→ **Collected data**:
--- BEGIN ---

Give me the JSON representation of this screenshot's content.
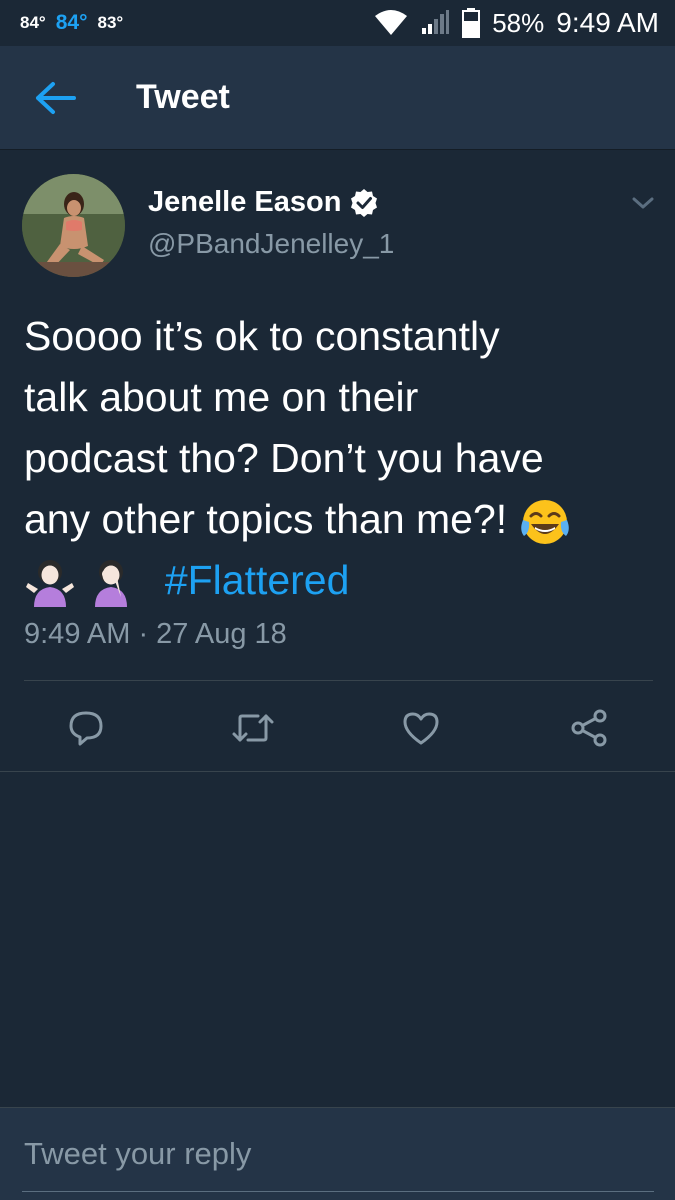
{
  "status_bar": {
    "temp_1": "84°",
    "temp_2": "84°",
    "temp_3": "83°",
    "battery_percent": "58%",
    "time": "9:49 AM"
  },
  "header": {
    "title": "Tweet",
    "back_icon": "arrow-left-icon"
  },
  "tweet": {
    "author_name": "Jenelle Eason",
    "verified": true,
    "handle": "@PBandJenelley_1",
    "text_lines": [
      "Soooo it’s ok to constantly",
      "talk about me on their",
      "podcast tho? Don’t you have",
      "any other topics than me?!"
    ],
    "hashtag": "#Flattered",
    "timestamp": "9:49 AM · 27 Aug 18",
    "emojis": [
      "face-with-tears-of-joy",
      "person-shrugging",
      "person-facepalming"
    ]
  },
  "actions": [
    {
      "name": "reply",
      "icon": "reply-icon"
    },
    {
      "name": "retweet",
      "icon": "retweet-icon"
    },
    {
      "name": "like",
      "icon": "heart-icon"
    },
    {
      "name": "share",
      "icon": "share-icon"
    }
  ],
  "reply": {
    "placeholder": "Tweet your reply"
  },
  "colors": {
    "background": "#1b2836",
    "header": "#243447",
    "accent": "#1da1f2",
    "secondary_text": "#8899a6"
  }
}
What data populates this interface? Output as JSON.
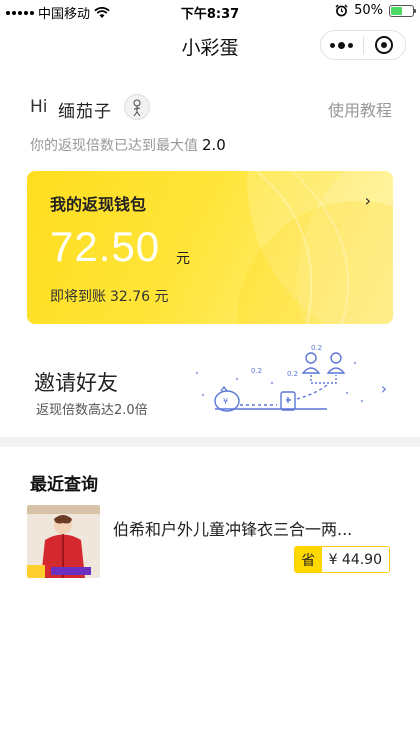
{
  "status_bar": {
    "carrier": "中国移动",
    "time": "下午8:37",
    "battery": "50%",
    "battery_level": 0.5
  },
  "navbar": {
    "title": "小彩蛋"
  },
  "greeting": {
    "hi": "Hi",
    "name": "缅茄子",
    "tutorial": "使用教程",
    "multiplier_text": "你的返现倍数已达到最大值",
    "multiplier_value": "2.0"
  },
  "wallet": {
    "title": "我的返现钱包",
    "amount": "72.50",
    "unit": "元",
    "pending_label": "即将到账",
    "pending_amount": "32.76 元"
  },
  "invite": {
    "title": "邀请好友",
    "subtitle": "返现倍数高达2.0倍",
    "bubble_1": "0.2",
    "bubble_2": "0.2",
    "bubble_3": "0.2",
    "coin_symbol": "¥"
  },
  "recent": {
    "title": "最近查询",
    "items": [
      {
        "title": "伯希和户外儿童冲锋衣三合一两...",
        "save_label": "省",
        "price": "¥ 44.90"
      }
    ]
  },
  "colors": {
    "accent_yellow": "#ffde1f",
    "invite_blue": "#5b76d6",
    "battery_green": "#4cd964"
  }
}
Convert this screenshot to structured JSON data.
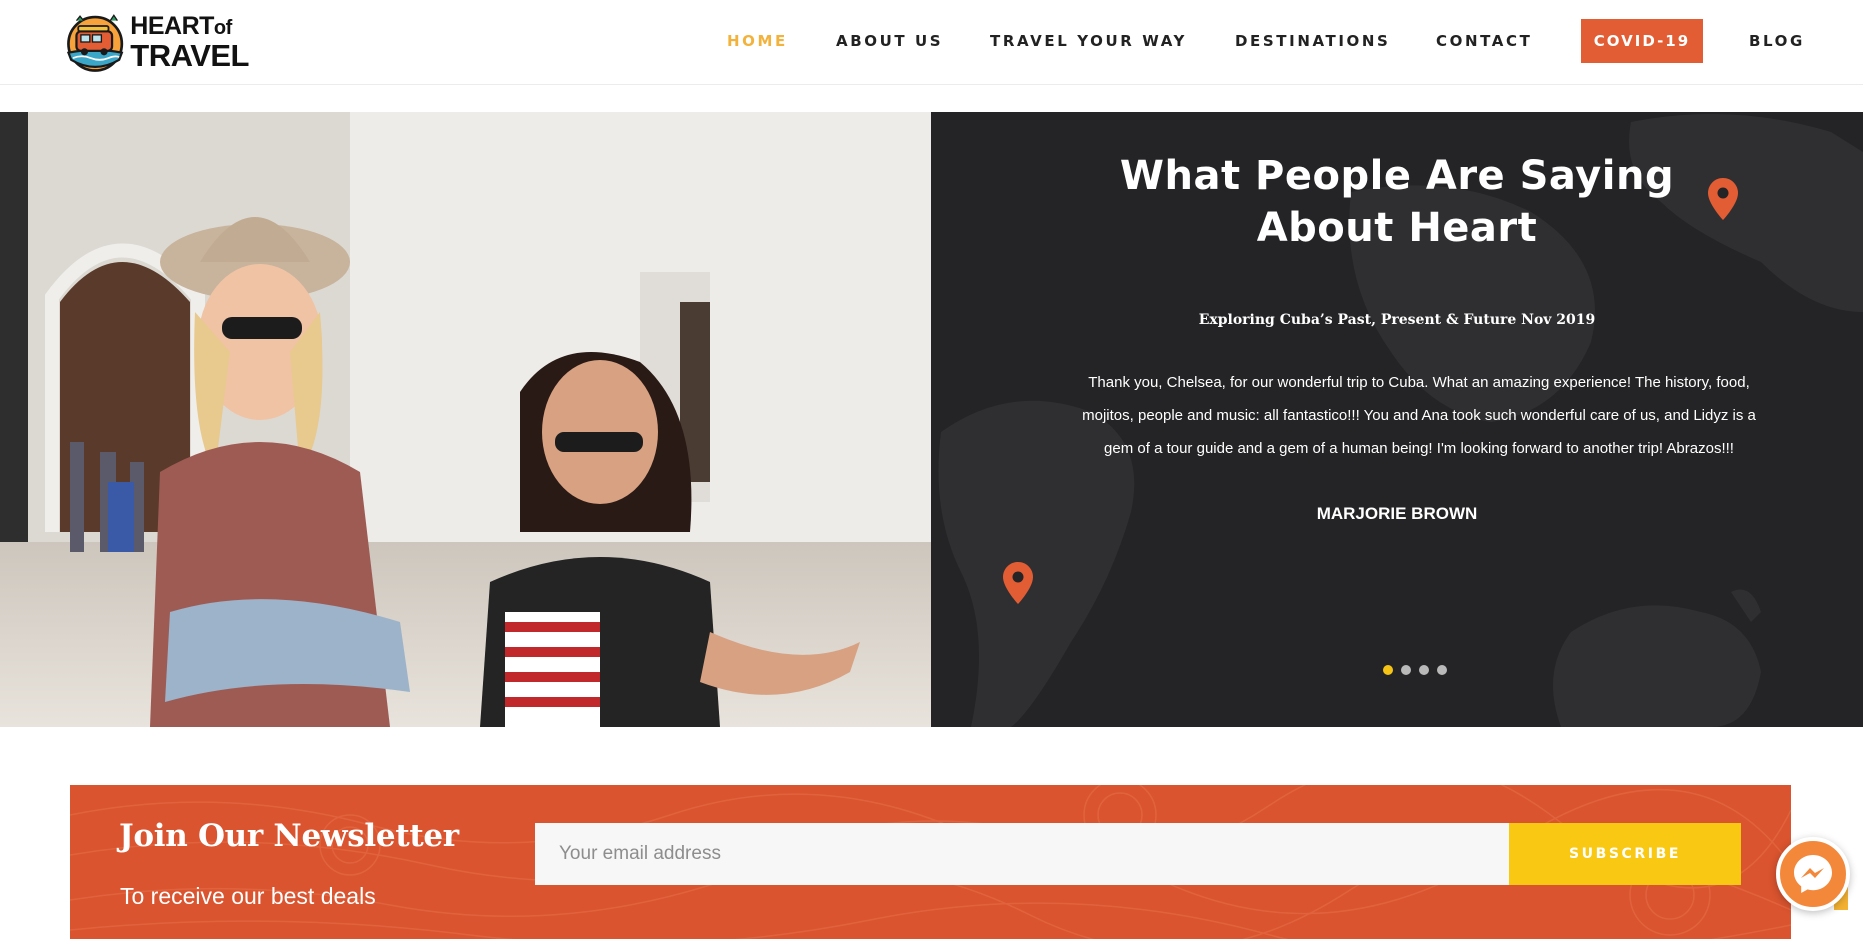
{
  "logo": {
    "line1": "HEART",
    "line1_small": "of",
    "line2": "TRAVEL"
  },
  "nav": {
    "items": [
      {
        "label": "HOME",
        "active": true
      },
      {
        "label": "ABOUT US"
      },
      {
        "label": "TRAVEL YOUR WAY"
      },
      {
        "label": "DESTINATIONS"
      },
      {
        "label": "CONTACT"
      },
      {
        "label": "COVID-19",
        "highlight": true
      },
      {
        "label": "BLOG"
      }
    ]
  },
  "testimonials": {
    "heading": "What People Are Saying About Heart",
    "trip": "Exploring Cuba’s Past, Present & Future Nov 2019",
    "quote": "Thank you, Chelsea, for our wonderful trip to Cuba. What an amazing experience! The history, food, mojitos, people and music: all fantastico!!! You and Ana took such wonderful care of us, and Lidyz is a gem of a tour guide and a gem of a human being! I'm looking forward to another trip! Abrazos!!!",
    "author": "MARJORIE BROWN",
    "slide_count": 4,
    "active_slide": 1
  },
  "newsletter": {
    "title": "Join Our Newsletter",
    "subtitle": "To receive our best deals",
    "email_placeholder": "Your email address",
    "button_label": "SUBSCRIBE"
  },
  "colors": {
    "accent_orange": "#e25d33",
    "active_nav": "#f2b23b",
    "subscribe_yellow": "#f9c812",
    "panel_dark": "#242426"
  }
}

--- END ---

→ **What you will do**: Write out all the records again, exactly, minus any pictures.

→ **Exercise response**:
Give me the JSON representation of this screenshot's content.
{
  "status_bar": {
    "temp_1": "84°",
    "temp_2": "84°",
    "temp_3": "83°",
    "battery_percent": "58%",
    "time": "9:49 AM"
  },
  "header": {
    "title": "Tweet",
    "back_icon": "arrow-left-icon"
  },
  "tweet": {
    "author_name": "Jenelle Eason",
    "verified": true,
    "handle": "@PBandJenelley_1",
    "text_lines": [
      "Soooo it’s ok to constantly",
      "talk about me on their",
      "podcast tho? Don’t you have",
      "any other topics than me?!"
    ],
    "hashtag": "#Flattered",
    "timestamp": "9:49 AM · 27 Aug 18",
    "emojis": [
      "face-with-tears-of-joy",
      "person-shrugging",
      "person-facepalming"
    ]
  },
  "actions": [
    {
      "name": "reply",
      "icon": "reply-icon"
    },
    {
      "name": "retweet",
      "icon": "retweet-icon"
    },
    {
      "name": "like",
      "icon": "heart-icon"
    },
    {
      "name": "share",
      "icon": "share-icon"
    }
  ],
  "reply": {
    "placeholder": "Tweet your reply"
  },
  "colors": {
    "background": "#1b2836",
    "header": "#243447",
    "accent": "#1da1f2",
    "secondary_text": "#8899a6"
  }
}
What data populates this interface? Output as JSON.
{
  "status_bar": {
    "carrier": "中国移动",
    "time": "下午8:37",
    "battery": "50%",
    "battery_level": 0.5
  },
  "navbar": {
    "title": "小彩蛋"
  },
  "greeting": {
    "hi": "Hi",
    "name": "缅茄子",
    "tutorial": "使用教程",
    "multiplier_text": "你的返现倍数已达到最大值",
    "multiplier_value": "2.0"
  },
  "wallet": {
    "title": "我的返现钱包",
    "amount": "72.50",
    "unit": "元",
    "pending_label": "即将到账",
    "pending_amount": "32.76 元"
  },
  "invite": {
    "title": "邀请好友",
    "subtitle": "返现倍数高达2.0倍",
    "bubble_1": "0.2",
    "bubble_2": "0.2",
    "bubble_3": "0.2",
    "coin_symbol": "¥"
  },
  "recent": {
    "title": "最近查询",
    "items": [
      {
        "title": "伯希和户外儿童冲锋衣三合一两...",
        "save_label": "省",
        "price": "¥ 44.90"
      }
    ]
  },
  "colors": {
    "accent_yellow": "#ffde1f",
    "invite_blue": "#5b76d6",
    "battery_green": "#4cd964"
  }
}
Convert this screenshot to structured JSON data.
{
  "logo": {
    "line1": "HEART",
    "line1_small": "of",
    "line2": "TRAVEL"
  },
  "nav": {
    "items": [
      {
        "label": "HOME",
        "active": true
      },
      {
        "label": "ABOUT US"
      },
      {
        "label": "TRAVEL YOUR WAY"
      },
      {
        "label": "DESTINATIONS"
      },
      {
        "label": "CONTACT"
      },
      {
        "label": "COVID-19",
        "highlight": true
      },
      {
        "label": "BLOG"
      }
    ]
  },
  "testimonials": {
    "heading": "What People Are Saying About Heart",
    "trip": "Exploring Cuba’s Past, Present & Future Nov 2019",
    "quote": "Thank you, Chelsea, for our wonderful trip to Cuba. What an amazing experience! The history, food, mojitos, people and music: all fantastico!!! You and Ana took such wonderful care of us, and Lidyz is a gem of a tour guide and a gem of a human being! I'm looking forward to another trip! Abrazos!!!",
    "author": "MARJORIE BROWN",
    "slide_count": 4,
    "active_slide": 1
  },
  "newsletter": {
    "title": "Join Our Newsletter",
    "subtitle": "To receive our best deals",
    "email_placeholder": "Your email address",
    "button_label": "SUBSCRIBE"
  },
  "colors": {
    "accent_orange": "#e25d33",
    "active_nav": "#f2b23b",
    "subscribe_yellow": "#f9c812",
    "panel_dark": "#242426"
  }
}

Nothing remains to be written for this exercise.